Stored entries
========

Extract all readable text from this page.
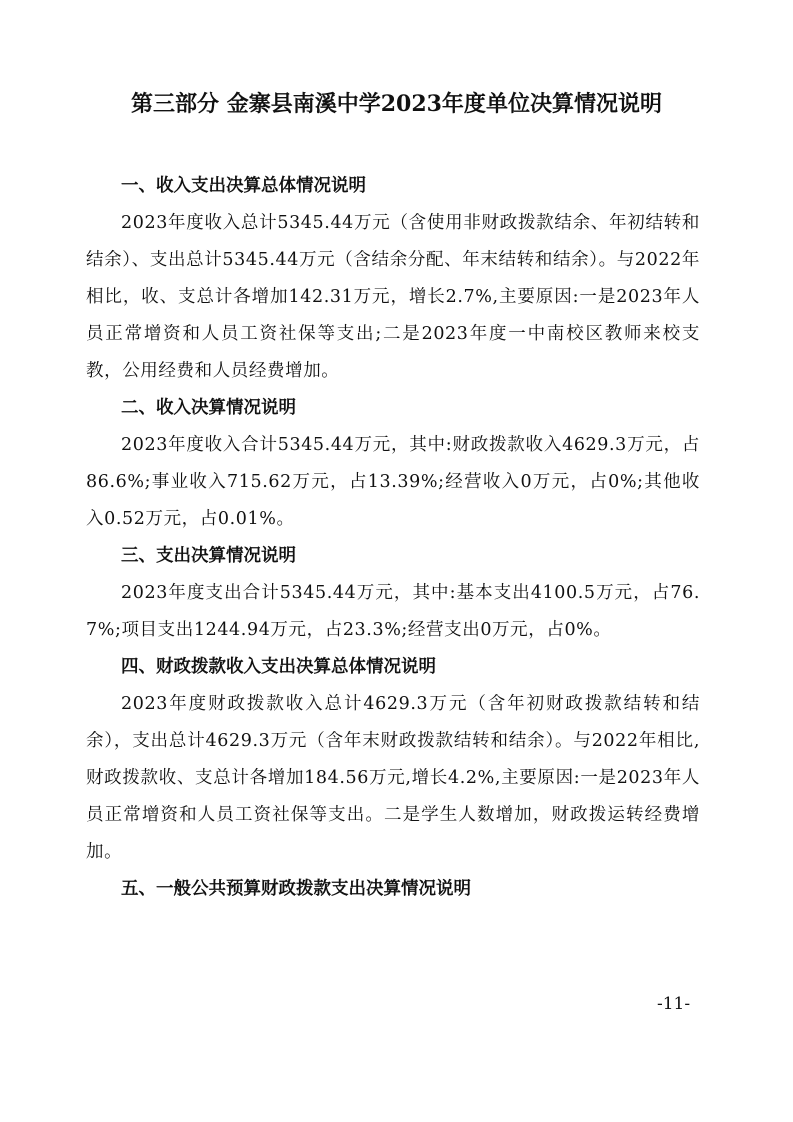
第三部分 金寨县南溪中学2023年度单位决算情况说明
一、收入支出决算总体情况说明

2023年度收入总计5345.44万元（含使用非财政拨款结余、年初结转和结余）、支出总计5345.44万元（含结余分配、年末结转和结余）。与2022年相比，收、支总计各增加142.31万元，增长2.7%,主要原因:一是2023年人员正常增资和人员工资社保等支出;二是2023年度一中南校区教师来校支教，公用经费和人员经费增加。

二、收入决算情况说明

2023年度收入合计5345.44万元，其中:财政拨款收入4629.3万元，占86.6%;事业收入715.62万元，占13.39%;经营收入0万元，占0%;其他收入0.52万元，占0.01%。

三、支出决算情况说明

2023年度支出合计5345.44万元，其中:基本支出4100.5万元，占76.7%;项目支出1244.94万元，占23.3%;经营支出0万元，占0%。

四、财政拨款收入支出决算总体情况说明

2023年度财政拨款收入总计4629.3万元（含年初财政拨款结转和结余），支出总计4629.3万元（含年末财政拨款结转和结余）。与2022年相比,财政拨款收、支总计各增加184.56万元,增长4.2%,主要原因:一是2023年人员正常增资和人员工资社保等支出。二是学生人数增加，财政拨运转经费增加。

五、一般公共预算财政拨款支出决算情况说明
-11-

========

→ **Work to do**
Keep the pictures out of the copy and return the rest of the data above exactly.

→ **Response for this exercise**
Extract all readable text from this page.
第三部分 金寨县南溪中学2023年度单位决算情况说明
一、收入支出决算总体情况说明

2023年度收入总计5345.44万元（含使用非财政拨款结余、年初结转和结余）、支出总计5345.44万元（含结余分配、年末结转和结余）。与2022年相比，收、支总计各增加142.31万元，增长2.7%,主要原因:一是2023年人员正常增资和人员工资社保等支出;二是2023年度一中南校区教师来校支教，公用经费和人员经费增加。

二、收入决算情况说明

2023年度收入合计5345.44万元，其中:财政拨款收入4629.3万元，占86.6%;事业收入715.62万元，占13.39%;经营收入0万元，占0%;其他收入0.52万元，占0.01%。

三、支出决算情况说明

2023年度支出合计5345.44万元，其中:基本支出4100.5万元，占76.7%;项目支出1244.94万元，占23.3%;经营支出0万元，占0%。

四、财政拨款收入支出决算总体情况说明

2023年度财政拨款收入总计4629.3万元（含年初财政拨款结转和结余），支出总计4629.3万元（含年末财政拨款结转和结余）。与2022年相比,财政拨款收、支总计各增加184.56万元,增长4.2%,主要原因:一是2023年人员正常增资和人员工资社保等支出。二是学生人数增加，财政拨运转经费增加。

五、一般公共预算财政拨款支出决算情况说明
-11-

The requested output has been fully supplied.